▸ **DATA TO USE**:
******

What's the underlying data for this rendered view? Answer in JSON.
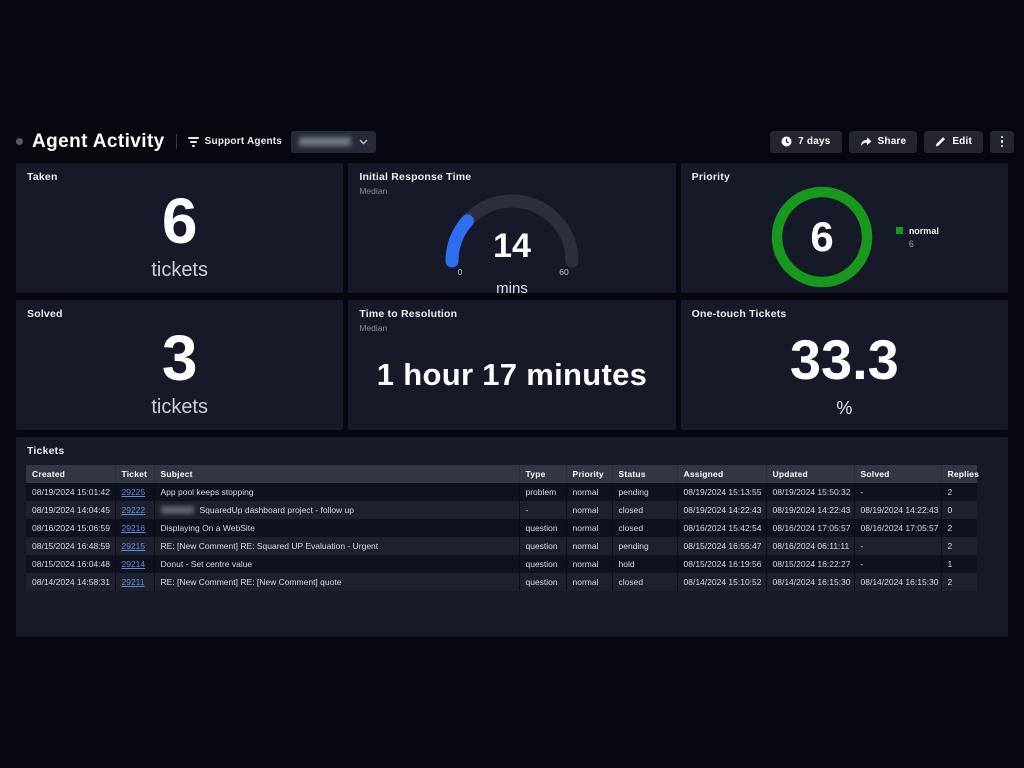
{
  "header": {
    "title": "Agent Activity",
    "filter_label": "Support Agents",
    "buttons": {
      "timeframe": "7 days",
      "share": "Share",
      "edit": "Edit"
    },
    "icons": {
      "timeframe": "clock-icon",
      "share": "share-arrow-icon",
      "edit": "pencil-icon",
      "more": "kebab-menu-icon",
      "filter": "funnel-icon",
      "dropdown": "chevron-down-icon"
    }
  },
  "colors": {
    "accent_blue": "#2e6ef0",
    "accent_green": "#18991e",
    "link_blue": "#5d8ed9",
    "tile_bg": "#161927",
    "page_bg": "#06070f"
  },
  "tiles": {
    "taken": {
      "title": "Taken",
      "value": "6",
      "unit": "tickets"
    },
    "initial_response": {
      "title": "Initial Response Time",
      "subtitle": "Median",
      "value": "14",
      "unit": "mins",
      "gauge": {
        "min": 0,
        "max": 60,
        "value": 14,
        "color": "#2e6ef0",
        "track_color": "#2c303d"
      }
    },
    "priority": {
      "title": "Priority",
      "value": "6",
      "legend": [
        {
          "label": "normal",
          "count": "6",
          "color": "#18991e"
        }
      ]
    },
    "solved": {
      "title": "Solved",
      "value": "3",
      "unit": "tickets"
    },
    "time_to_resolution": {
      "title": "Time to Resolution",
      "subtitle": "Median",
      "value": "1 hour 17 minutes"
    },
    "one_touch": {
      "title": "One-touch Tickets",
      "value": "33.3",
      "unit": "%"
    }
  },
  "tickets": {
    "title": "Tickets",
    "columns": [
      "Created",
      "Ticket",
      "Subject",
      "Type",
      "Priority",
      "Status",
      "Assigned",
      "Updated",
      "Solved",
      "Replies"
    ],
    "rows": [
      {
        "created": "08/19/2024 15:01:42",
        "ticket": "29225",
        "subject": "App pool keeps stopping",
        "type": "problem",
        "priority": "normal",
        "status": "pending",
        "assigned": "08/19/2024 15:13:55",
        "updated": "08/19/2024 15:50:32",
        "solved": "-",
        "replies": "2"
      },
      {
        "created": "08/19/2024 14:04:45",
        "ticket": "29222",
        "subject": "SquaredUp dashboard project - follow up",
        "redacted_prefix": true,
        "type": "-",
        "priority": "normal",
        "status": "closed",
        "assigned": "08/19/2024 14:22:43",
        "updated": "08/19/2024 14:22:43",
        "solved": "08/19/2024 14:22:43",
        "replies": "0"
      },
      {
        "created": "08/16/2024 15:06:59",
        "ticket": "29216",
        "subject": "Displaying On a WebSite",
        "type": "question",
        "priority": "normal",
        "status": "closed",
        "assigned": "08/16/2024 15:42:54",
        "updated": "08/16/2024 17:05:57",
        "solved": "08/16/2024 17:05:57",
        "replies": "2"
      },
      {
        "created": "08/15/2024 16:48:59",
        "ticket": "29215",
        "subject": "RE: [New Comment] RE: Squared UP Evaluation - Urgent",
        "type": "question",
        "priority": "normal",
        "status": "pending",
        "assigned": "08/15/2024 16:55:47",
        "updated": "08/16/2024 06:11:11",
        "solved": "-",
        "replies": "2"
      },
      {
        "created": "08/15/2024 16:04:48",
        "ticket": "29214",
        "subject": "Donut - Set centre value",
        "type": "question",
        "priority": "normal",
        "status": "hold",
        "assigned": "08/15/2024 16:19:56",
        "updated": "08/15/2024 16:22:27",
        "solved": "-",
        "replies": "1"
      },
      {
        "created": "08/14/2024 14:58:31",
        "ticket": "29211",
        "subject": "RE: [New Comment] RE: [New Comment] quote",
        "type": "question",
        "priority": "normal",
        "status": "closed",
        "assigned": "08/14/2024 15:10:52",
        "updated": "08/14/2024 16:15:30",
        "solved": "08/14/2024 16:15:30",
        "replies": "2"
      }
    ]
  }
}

******

▸ **PROBLEM DETAILS**:
Images should not appear in the copy; retype the listing above exactly.

▸ **REPLY TO THE EXERCISE**:
What's the underlying data for this rendered view? Answer in JSON.
{
  "header": {
    "title": "Agent Activity",
    "filter_label": "Support Agents",
    "buttons": {
      "timeframe": "7 days",
      "share": "Share",
      "edit": "Edit"
    },
    "icons": {
      "timeframe": "clock-icon",
      "share": "share-arrow-icon",
      "edit": "pencil-icon",
      "more": "kebab-menu-icon",
      "filter": "funnel-icon",
      "dropdown": "chevron-down-icon"
    }
  },
  "colors": {
    "accent_blue": "#2e6ef0",
    "accent_green": "#18991e",
    "link_blue": "#5d8ed9",
    "tile_bg": "#161927",
    "page_bg": "#06070f"
  },
  "tiles": {
    "taken": {
      "title": "Taken",
      "value": "6",
      "unit": "tickets"
    },
    "initial_response": {
      "title": "Initial Response Time",
      "subtitle": "Median",
      "value": "14",
      "unit": "mins",
      "gauge": {
        "min": 0,
        "max": 60,
        "value": 14,
        "color": "#2e6ef0",
        "track_color": "#2c303d"
      }
    },
    "priority": {
      "title": "Priority",
      "value": "6",
      "legend": [
        {
          "label": "normal",
          "count": "6",
          "color": "#18991e"
        }
      ]
    },
    "solved": {
      "title": "Solved",
      "value": "3",
      "unit": "tickets"
    },
    "time_to_resolution": {
      "title": "Time to Resolution",
      "subtitle": "Median",
      "value": "1 hour 17 minutes"
    },
    "one_touch": {
      "title": "One-touch Tickets",
      "value": "33.3",
      "unit": "%"
    }
  },
  "tickets": {
    "title": "Tickets",
    "columns": [
      "Created",
      "Ticket",
      "Subject",
      "Type",
      "Priority",
      "Status",
      "Assigned",
      "Updated",
      "Solved",
      "Replies"
    ],
    "rows": [
      {
        "created": "08/19/2024 15:01:42",
        "ticket": "29225",
        "subject": "App pool keeps stopping",
        "type": "problem",
        "priority": "normal",
        "status": "pending",
        "assigned": "08/19/2024 15:13:55",
        "updated": "08/19/2024 15:50:32",
        "solved": "-",
        "replies": "2"
      },
      {
        "created": "08/19/2024 14:04:45",
        "ticket": "29222",
        "subject": "SquaredUp dashboard project - follow up",
        "redacted_prefix": true,
        "type": "-",
        "priority": "normal",
        "status": "closed",
        "assigned": "08/19/2024 14:22:43",
        "updated": "08/19/2024 14:22:43",
        "solved": "08/19/2024 14:22:43",
        "replies": "0"
      },
      {
        "created": "08/16/2024 15:06:59",
        "ticket": "29216",
        "subject": "Displaying On a WebSite",
        "type": "question",
        "priority": "normal",
        "status": "closed",
        "assigned": "08/16/2024 15:42:54",
        "updated": "08/16/2024 17:05:57",
        "solved": "08/16/2024 17:05:57",
        "replies": "2"
      },
      {
        "created": "08/15/2024 16:48:59",
        "ticket": "29215",
        "subject": "RE: [New Comment] RE: Squared UP Evaluation - Urgent",
        "type": "question",
        "priority": "normal",
        "status": "pending",
        "assigned": "08/15/2024 16:55:47",
        "updated": "08/16/2024 06:11:11",
        "solved": "-",
        "replies": "2"
      },
      {
        "created": "08/15/2024 16:04:48",
        "ticket": "29214",
        "subject": "Donut - Set centre value",
        "type": "question",
        "priority": "normal",
        "status": "hold",
        "assigned": "08/15/2024 16:19:56",
        "updated": "08/15/2024 16:22:27",
        "solved": "-",
        "replies": "1"
      },
      {
        "created": "08/14/2024 14:58:31",
        "ticket": "29211",
        "subject": "RE: [New Comment] RE: [New Comment] quote",
        "type": "question",
        "priority": "normal",
        "status": "closed",
        "assigned": "08/14/2024 15:10:52",
        "updated": "08/14/2024 16:15:30",
        "solved": "08/14/2024 16:15:30",
        "replies": "2"
      }
    ]
  }
}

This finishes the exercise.